### READING TEXT
To avoid confusion, please remember that the comments above have a very short time horizon. Always invest with the primary trend. Gold's primary trend is up, targeting at least $3,130.00; silver's primary is up targeting 16:1 gold/silver ratio or $195.66; stocks' primary trend is down, targeting Dow under 2,900 and worth only one ounce of gold; US$ or US$-denominated assets, primary trend down; real estate in a bubble, primary trend way down. Whenever I write "Stay out of stocks" readers inevitably ask, "Do you mean precious metals mining stocks, too?" No, I don't.

Be advised and warned: Do NOT use these commentaries to trade futures contracts. I don't intend them for that or write them with that outlook. I write them for long-term investors in physical metals. Take them as entertainment, but not as a timing service for futures.

Gold Price Closed Today at 1,776.40 Down -35.70 or -2.0%

Gold Price Close Today : 1,776.40
Change : -35.70 or -2.0%

Silver Price Close Today : 39.11
Change : -1.67 or -4.3%

Platinum Price Close Today : 1,772.00
Change : -41.90 or -2.4%

Palladium Price Close Today : 710.35
Change : -20.85 or -2.9%

Gold Silver Ratio Today : 45.42
Change : 0.98 or 1.02%

Dow Industrial : 11,509.09
Change : 75.91 or 0.7%

US Dollar Index : 76.60
Change : 0.36 or 0.5%

Vacations are wonderfully refreshing, but they take you out of your own place to another. Places, like women, each have their own peculiar beauty, but no matter how beautiful others may be, you always prefer your own. It's good to be home.

Y'all know already that trying to find information on the Internet resembles trying to drink out of a fire hose. But that's nothing new, it's always been that way, trying to pick the important events & causes from the middling-piddling ones. Great traders, I've heard, find a few very reliable indicators & stick with those, & don't vex themselves trying to find out everything about everything.

Now I'm nothing but a natural born fool from Tennessee & don't claim to be anything more, but even I can see that some things are causes, and some effects. If you can spot those CAUSES, then 'tain't too taxing to forecast the effects.

For instance, an Obama speech is not a cause. Shucks, it ain't even an effect. It's just bloviating, whistling, skizzing, steaming, and smoking, & don't mean as much as a wasp buzzing in a jug. Sounds fierce, but can't hurt nor help nobody.

### EXTRACTED RECORDS

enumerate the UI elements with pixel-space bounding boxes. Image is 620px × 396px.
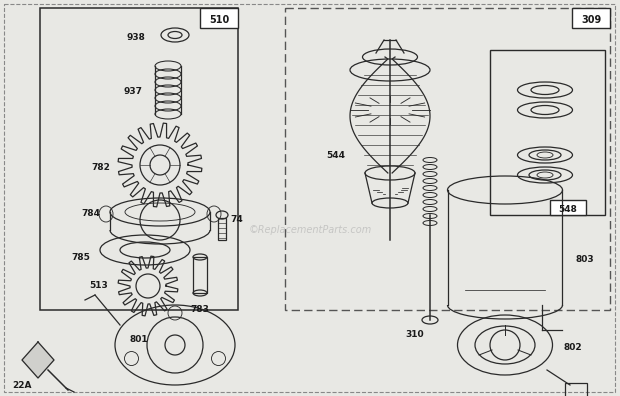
Text: 783: 783 [190, 305, 210, 314]
Bar [193, 257, 207, 293]
Text: 74: 74 [230, 215, 243, 225]
Bar [200, 8, 238, 28]
Text: 310: 310 [405, 330, 424, 339]
Text: 785: 785 [71, 253, 90, 263]
Text: 22A: 22A [12, 381, 32, 390]
Bar [572, 8, 610, 28]
Polygon shape [22, 342, 54, 378]
Bar [550, 200, 586, 215]
Text: 938: 938 [126, 32, 145, 42]
Text: ©ReplacementParts.com: ©ReplacementParts.com [249, 225, 371, 235]
Bar [40, 8, 238, 310]
Text: 510: 510 [209, 15, 229, 25]
Text: 309: 309 [581, 15, 601, 25]
Bar [565, 383, 587, 396]
Text: 784: 784 [81, 209, 100, 219]
Bar [490, 50, 605, 215]
Text: 937: 937 [123, 88, 142, 97]
Text: 548: 548 [559, 204, 577, 213]
Text: 544: 544 [326, 150, 345, 160]
Text: 802: 802 [563, 343, 582, 352]
Text: 513: 513 [89, 282, 108, 291]
Bar [218, 218, 226, 240]
Bar [285, 8, 610, 310]
Text: 782: 782 [91, 162, 110, 171]
Text: 801: 801 [130, 335, 148, 345]
Text: 803: 803 [575, 255, 593, 265]
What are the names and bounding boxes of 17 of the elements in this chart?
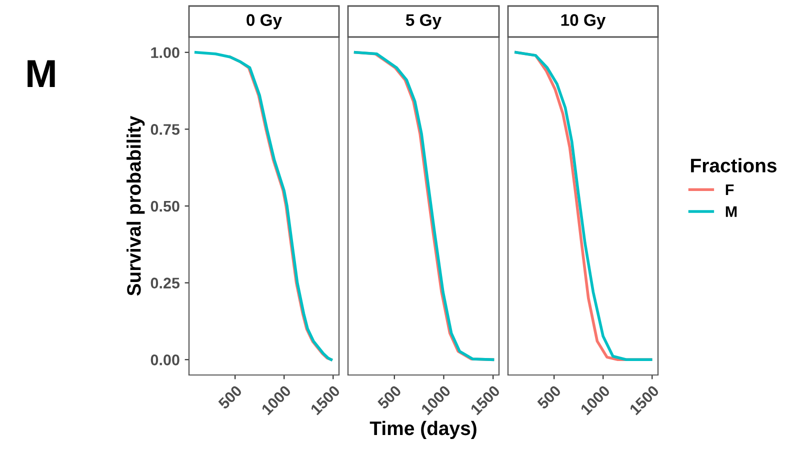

### INSTRUCTIONS
A. Repeat word for word the part of the market commentary that opens with the words containing "Vacations are wonderfully" and closes with "forecast the effects.".
B. Answer these questions from the market commentary:
(i) What was the closing price of silver today?
(ii) What level does the writer give as the target for the Dow?
(iii) For whom does the writer say the commentaries are written?
C. According to the market commentary, why should readers not use these commentaries to trade futures contracts?
Answer using only the market commentary, not the material.

### SOLUTION SET
A.
Vacations are wonderfully refreshing, but they take you out of your own place to another. Places, like women, each have their own peculiar beauty, but no matter how beautiful others may be, you always prefer your own. It's good to be home.

Y'all know already that trying to find information on the Internet resembles trying to drink out of a fire hose. But that's nothing new, it's always been that way, trying to pick the important events & causes from the middling-piddling ones. Great traders, I've heard, find a few very reliable indicators & stick with those, & don't vex themselves trying to find out everything about everything.

Now I'm nothing but a natural born fool from Tennessee & don't claim to be anything more, but even I can see that some things are causes, and some effects. If you can spot those CAUSES, then 'tain't too taxing to forecast the effects.

B.
(i) 39.11
(ii) Under 2,900
(iii) Long-term investors in physical metals

C. The writer does not intend the commentaries for futures trading or write them with that outlook. They are written for long-term investors in physical metals. They are meant as entertainment, not as a timing service for futures.